(Stored data)
◇ ◇ ◇ ◇ ◇ ◇ ◇
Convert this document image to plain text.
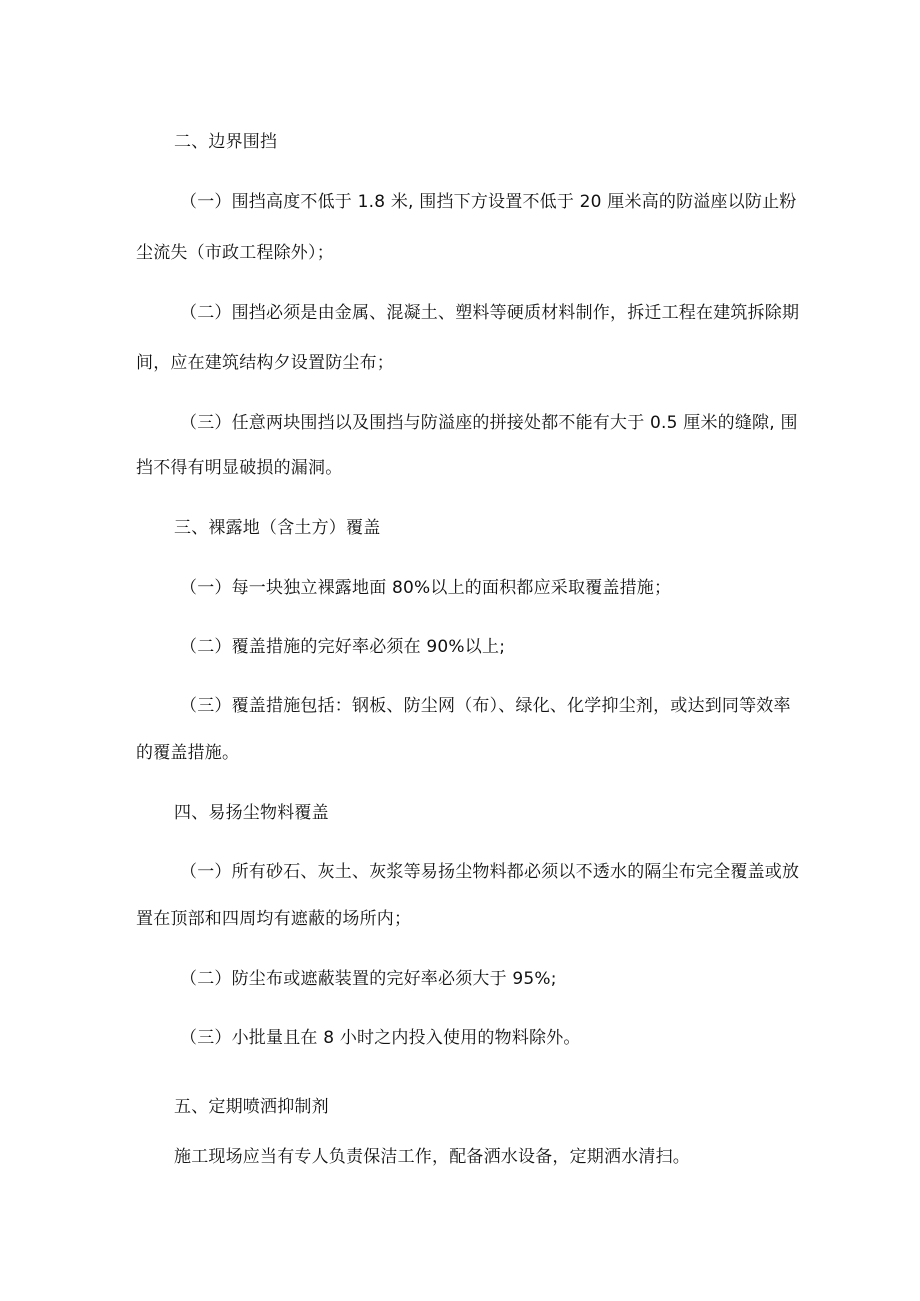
二、边界围挡

（一）围挡高度不低于 1.8 米, 围挡下方设置不低于 20 厘米高的防溢座以防止粉

尘流失（市政工程除外）；

（二）围挡必须是由金属、混凝土、塑料等硬质材料制作，拆迁工程在建筑拆除期

间，应在建筑结构夕设置防尘布；

（三）任意两块围挡以及围挡与防溢座的拼接处都不能有大于 0.5 厘米的缝隙, 围

挡不得有明显破损的漏洞。

三、裸露地（含土方）覆盖

（一）每一块独立裸露地面 80%以上的面积都应采取覆盖措施；

（二）覆盖措施的完好率必须在 90%以上;

（三）覆盖措施包括：钢板、防尘网（布）、绿化、化学抑尘剂，或达到同等效率

的覆盖措施。

四、易扬尘物料覆盖

（一）所有砂石、灰土、灰浆等易扬尘物料都必须以不透水的隔尘布完全覆盖或放

置在顶部和四周均有遮蔽的场所内；

（二）防尘布或遮蔽装置的完好率必须大于 95%;

（三）小批量且在 8 小时之内投入使用的物料除外。

五、定期喷洒抑制剂

施工现场应当有专人负责保洁工作，配备洒水设备，定期洒水清扫。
◇ ◇ ◇ ◇ ◇ ◇ ◇
* What to work on:
Print all of the records shown above exactly, leaving out each picture.

* Answer to the exercise:
Convert this document image to plain text.
二、边界围挡

（一）围挡高度不低于 1.8 米, 围挡下方设置不低于 20 厘米高的防溢座以防止粉

尘流失（市政工程除外）；

（二）围挡必须是由金属、混凝土、塑料等硬质材料制作，拆迁工程在建筑拆除期

间，应在建筑结构夕设置防尘布；

（三）任意两块围挡以及围挡与防溢座的拼接处都不能有大于 0.5 厘米的缝隙, 围

挡不得有明显破损的漏洞。

三、裸露地（含土方）覆盖

（一）每一块独立裸露地面 80%以上的面积都应采取覆盖措施；

（二）覆盖措施的完好率必须在 90%以上;

（三）覆盖措施包括：钢板、防尘网（布）、绿化、化学抑尘剂，或达到同等效率

的覆盖措施。

四、易扬尘物料覆盖

（一）所有砂石、灰土、灰浆等易扬尘物料都必须以不透水的隔尘布完全覆盖或放

置在顶部和四周均有遮蔽的场所内；

（二）防尘布或遮蔽装置的完好率必须大于 95%;

（三）小批量且在 8 小时之内投入使用的物料除外。

五、定期喷洒抑制剂

施工现场应当有专人负责保洁工作，配备洒水设备，定期洒水清扫。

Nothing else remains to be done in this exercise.